Work required. Identify the lines containing the word "Percentage". Copy each one.

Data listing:
◇ ◇ ◇
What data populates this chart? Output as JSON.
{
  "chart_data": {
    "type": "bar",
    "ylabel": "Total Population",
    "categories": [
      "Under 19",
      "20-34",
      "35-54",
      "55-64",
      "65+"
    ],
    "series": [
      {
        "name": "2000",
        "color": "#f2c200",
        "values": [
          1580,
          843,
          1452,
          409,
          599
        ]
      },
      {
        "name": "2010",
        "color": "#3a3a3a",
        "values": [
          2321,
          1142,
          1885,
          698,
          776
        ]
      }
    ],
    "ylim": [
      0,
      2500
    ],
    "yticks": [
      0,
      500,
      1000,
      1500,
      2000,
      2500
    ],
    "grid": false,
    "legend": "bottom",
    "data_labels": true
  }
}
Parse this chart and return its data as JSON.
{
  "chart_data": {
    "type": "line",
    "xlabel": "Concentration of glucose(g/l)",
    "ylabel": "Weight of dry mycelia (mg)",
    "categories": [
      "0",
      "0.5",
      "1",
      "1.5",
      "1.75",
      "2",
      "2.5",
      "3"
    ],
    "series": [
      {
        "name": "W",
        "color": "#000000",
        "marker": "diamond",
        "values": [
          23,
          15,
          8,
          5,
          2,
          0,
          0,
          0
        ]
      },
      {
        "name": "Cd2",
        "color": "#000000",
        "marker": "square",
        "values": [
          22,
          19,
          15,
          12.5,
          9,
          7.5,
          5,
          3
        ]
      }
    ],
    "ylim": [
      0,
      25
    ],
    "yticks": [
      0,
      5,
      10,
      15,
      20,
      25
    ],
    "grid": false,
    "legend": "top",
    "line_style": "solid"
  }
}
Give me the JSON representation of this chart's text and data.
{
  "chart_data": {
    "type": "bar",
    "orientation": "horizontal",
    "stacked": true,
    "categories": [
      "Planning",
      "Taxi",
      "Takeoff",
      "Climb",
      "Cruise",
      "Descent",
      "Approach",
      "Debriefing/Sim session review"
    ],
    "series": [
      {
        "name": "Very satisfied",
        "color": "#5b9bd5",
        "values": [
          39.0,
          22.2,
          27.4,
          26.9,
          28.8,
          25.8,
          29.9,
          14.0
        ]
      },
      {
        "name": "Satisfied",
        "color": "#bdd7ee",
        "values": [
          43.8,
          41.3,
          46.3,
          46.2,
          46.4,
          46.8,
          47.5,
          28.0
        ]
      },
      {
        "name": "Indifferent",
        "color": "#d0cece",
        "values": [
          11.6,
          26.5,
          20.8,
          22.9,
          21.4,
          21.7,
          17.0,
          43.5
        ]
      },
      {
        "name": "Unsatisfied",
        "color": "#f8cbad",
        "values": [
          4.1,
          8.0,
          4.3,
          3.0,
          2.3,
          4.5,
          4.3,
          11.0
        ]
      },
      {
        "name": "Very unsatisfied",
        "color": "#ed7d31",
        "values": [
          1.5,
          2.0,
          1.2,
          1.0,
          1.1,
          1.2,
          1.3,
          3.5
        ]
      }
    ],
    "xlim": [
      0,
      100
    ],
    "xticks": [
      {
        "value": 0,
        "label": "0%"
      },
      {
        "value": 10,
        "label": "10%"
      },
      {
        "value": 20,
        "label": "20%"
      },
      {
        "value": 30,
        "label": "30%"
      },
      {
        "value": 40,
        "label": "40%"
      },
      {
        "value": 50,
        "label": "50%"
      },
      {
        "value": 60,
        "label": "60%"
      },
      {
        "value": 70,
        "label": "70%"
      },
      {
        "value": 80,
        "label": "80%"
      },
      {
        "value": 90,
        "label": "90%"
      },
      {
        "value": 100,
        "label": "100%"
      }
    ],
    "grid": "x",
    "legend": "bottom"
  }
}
◇ ◇ ◇
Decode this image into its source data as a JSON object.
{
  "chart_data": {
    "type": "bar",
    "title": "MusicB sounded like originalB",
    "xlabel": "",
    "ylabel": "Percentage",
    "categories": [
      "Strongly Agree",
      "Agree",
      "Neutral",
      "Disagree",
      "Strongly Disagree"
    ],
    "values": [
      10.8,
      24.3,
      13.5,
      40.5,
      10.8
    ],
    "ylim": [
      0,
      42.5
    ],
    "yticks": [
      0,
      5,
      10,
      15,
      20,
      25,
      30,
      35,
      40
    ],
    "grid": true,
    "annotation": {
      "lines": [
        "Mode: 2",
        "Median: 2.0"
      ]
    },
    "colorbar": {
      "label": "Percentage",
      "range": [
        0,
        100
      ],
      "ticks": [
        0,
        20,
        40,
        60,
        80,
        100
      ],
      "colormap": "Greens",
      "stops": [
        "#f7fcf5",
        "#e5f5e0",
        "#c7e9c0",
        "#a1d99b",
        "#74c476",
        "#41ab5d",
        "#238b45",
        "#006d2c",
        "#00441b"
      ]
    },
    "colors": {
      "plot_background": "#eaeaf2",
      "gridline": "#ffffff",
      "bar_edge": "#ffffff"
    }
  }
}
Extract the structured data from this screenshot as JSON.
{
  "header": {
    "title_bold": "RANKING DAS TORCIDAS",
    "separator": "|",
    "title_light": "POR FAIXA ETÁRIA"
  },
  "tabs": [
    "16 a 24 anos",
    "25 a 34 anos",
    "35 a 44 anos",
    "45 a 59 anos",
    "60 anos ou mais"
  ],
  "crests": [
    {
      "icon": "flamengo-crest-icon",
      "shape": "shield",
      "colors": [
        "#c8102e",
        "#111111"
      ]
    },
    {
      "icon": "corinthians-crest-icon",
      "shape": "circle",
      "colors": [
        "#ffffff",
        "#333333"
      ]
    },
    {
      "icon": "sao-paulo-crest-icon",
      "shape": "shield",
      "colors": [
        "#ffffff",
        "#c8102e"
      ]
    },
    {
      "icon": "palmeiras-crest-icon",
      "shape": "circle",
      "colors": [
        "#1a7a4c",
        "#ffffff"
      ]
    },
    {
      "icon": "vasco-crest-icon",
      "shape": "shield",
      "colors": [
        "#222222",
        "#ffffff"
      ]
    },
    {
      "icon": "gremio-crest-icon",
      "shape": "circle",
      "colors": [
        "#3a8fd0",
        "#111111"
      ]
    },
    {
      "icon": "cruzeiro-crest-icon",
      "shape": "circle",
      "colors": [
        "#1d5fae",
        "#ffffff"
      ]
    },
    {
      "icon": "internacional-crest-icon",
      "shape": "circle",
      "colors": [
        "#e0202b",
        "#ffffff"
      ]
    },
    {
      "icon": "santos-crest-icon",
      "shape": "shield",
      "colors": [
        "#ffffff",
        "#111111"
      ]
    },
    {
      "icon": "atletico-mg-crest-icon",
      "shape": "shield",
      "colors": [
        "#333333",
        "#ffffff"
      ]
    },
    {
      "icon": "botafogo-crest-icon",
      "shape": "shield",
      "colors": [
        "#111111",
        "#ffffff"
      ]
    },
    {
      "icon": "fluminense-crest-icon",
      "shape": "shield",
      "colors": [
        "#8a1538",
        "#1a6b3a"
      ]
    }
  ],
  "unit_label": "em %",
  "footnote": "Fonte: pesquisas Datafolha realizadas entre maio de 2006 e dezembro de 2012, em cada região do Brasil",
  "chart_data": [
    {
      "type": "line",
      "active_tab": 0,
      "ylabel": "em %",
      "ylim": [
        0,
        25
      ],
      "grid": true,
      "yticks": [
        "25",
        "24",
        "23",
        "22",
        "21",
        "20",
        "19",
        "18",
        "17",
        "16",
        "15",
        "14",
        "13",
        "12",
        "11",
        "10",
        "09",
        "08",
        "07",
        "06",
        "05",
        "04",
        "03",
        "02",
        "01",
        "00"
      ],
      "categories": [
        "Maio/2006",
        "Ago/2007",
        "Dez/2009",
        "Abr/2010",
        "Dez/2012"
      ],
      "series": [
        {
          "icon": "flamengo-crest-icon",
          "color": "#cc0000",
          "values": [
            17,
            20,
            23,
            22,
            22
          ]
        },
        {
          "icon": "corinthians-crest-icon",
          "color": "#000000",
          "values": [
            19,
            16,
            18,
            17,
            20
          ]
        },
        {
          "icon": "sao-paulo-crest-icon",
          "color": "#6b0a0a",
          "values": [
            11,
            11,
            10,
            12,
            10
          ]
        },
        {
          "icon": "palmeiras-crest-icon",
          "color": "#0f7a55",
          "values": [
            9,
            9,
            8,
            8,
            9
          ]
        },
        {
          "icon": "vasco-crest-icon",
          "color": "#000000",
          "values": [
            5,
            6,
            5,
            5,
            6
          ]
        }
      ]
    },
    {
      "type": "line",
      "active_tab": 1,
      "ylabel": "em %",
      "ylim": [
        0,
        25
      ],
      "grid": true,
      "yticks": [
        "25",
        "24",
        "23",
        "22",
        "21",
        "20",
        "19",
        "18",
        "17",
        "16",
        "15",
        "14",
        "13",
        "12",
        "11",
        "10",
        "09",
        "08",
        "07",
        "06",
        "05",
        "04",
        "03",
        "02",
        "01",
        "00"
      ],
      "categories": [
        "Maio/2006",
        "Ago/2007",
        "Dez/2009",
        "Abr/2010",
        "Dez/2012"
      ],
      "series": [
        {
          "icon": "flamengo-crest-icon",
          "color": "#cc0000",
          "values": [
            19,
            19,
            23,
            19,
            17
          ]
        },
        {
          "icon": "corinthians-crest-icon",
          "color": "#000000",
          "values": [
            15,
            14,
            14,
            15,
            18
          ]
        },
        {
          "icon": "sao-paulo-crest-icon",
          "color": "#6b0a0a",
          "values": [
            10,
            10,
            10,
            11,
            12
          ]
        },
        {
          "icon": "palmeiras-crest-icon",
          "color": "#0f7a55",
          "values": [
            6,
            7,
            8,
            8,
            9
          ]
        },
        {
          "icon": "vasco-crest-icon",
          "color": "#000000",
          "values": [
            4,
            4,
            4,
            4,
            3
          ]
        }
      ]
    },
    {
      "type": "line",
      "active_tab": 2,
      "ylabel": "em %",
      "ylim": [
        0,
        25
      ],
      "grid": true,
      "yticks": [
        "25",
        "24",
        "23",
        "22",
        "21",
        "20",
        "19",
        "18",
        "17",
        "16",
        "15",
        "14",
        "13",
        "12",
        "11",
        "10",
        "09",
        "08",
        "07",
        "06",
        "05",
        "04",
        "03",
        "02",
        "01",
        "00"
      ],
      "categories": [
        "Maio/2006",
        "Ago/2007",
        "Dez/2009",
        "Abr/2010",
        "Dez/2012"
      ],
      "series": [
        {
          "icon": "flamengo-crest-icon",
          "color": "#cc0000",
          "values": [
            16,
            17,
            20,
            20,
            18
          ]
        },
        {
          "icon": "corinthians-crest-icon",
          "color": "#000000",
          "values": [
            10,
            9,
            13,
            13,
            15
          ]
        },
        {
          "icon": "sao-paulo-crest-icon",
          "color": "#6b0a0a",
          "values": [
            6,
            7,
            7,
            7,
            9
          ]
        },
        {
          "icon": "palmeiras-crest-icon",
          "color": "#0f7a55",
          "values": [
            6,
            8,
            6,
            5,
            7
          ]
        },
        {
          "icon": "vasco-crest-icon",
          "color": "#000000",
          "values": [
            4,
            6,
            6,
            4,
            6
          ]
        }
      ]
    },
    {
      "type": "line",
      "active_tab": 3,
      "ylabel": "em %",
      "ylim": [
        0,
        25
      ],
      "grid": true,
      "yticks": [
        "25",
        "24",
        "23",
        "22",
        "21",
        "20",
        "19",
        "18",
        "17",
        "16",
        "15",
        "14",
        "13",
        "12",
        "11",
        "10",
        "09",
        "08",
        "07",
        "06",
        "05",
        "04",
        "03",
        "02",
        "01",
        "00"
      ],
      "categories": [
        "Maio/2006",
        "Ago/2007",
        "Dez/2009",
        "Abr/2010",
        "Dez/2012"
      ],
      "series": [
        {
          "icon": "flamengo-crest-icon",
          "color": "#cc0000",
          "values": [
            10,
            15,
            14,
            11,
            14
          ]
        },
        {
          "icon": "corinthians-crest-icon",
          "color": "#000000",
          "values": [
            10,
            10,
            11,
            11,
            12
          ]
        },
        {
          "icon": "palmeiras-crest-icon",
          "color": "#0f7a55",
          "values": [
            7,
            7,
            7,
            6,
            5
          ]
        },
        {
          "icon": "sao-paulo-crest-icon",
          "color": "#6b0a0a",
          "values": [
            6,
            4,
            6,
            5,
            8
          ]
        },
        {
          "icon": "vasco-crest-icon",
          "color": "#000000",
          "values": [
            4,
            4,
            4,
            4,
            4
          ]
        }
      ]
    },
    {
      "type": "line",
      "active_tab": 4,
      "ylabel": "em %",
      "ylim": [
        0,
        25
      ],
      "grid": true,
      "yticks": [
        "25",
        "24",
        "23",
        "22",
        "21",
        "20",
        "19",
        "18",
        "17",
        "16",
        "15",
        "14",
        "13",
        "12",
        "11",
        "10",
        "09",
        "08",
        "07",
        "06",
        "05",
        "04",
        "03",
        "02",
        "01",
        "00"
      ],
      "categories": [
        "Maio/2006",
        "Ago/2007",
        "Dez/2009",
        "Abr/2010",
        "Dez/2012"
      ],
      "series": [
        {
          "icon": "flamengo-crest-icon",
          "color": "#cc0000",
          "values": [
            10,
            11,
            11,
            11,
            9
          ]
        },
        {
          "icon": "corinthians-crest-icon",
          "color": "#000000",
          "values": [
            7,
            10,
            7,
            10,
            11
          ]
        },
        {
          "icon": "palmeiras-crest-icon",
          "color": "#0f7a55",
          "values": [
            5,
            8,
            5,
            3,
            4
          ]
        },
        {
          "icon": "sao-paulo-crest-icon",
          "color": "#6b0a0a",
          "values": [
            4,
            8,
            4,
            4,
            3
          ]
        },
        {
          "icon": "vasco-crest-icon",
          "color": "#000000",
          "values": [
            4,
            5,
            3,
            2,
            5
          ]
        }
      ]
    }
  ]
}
◇ ◇ ◇
Solution.
    "ylabel": "Percentage",
      "label": "Percentage",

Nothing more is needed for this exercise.